▸ **Stated task**
How many lines of these records hold the string "this"? Reply with the number alone.

Stored entries:
============================================================

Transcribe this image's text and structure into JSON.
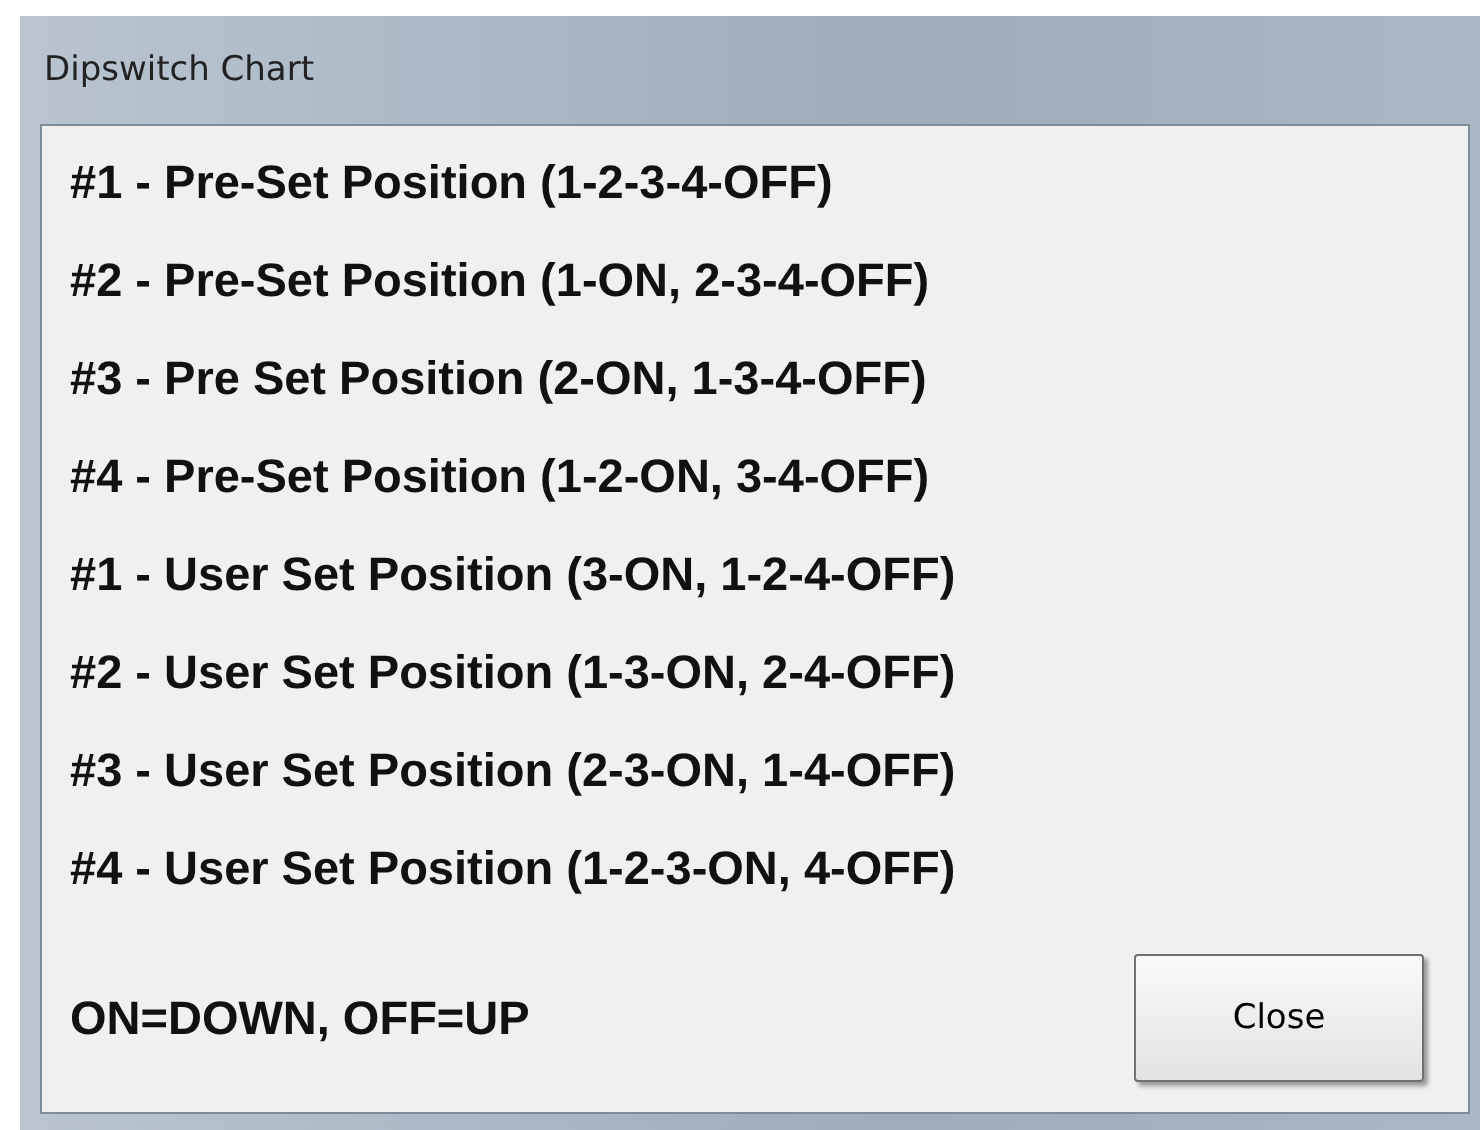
{
  "window": {
    "title": "Dipswitch Chart"
  },
  "positions": [
    "#1 - Pre-Set Position (1-2-3-4-OFF)",
    "#2 - Pre-Set Position (1-ON, 2-3-4-OFF)",
    "#3 - Pre Set Position (2-ON, 1-3-4-OFF)",
    "#4 - Pre-Set Position (1-2-ON, 3-4-OFF)",
    "#1 - User Set Position (3-ON, 1-2-4-OFF)",
    "#2 - User Set Position (1-3-ON, 2-4-OFF)",
    "#3 - User Set Position (2-3-ON, 1-4-OFF)",
    "#4 - User Set Position (1-2-3-ON, 4-OFF)"
  ],
  "legend": "ON=DOWN, OFF=UP",
  "buttons": [
    "Close"
  ]
}
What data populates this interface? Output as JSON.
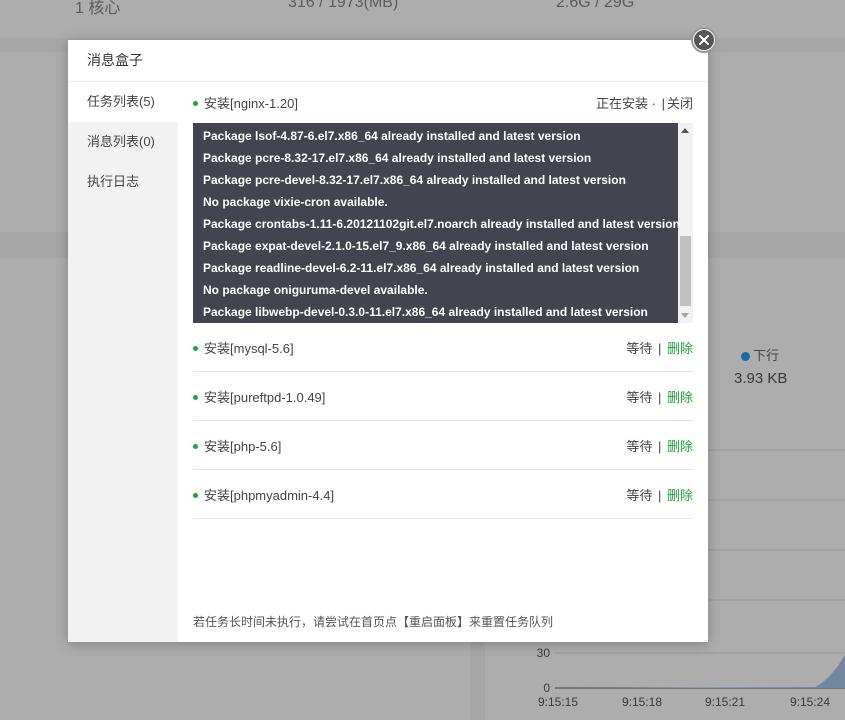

============================================================

▸ **Solution below**
2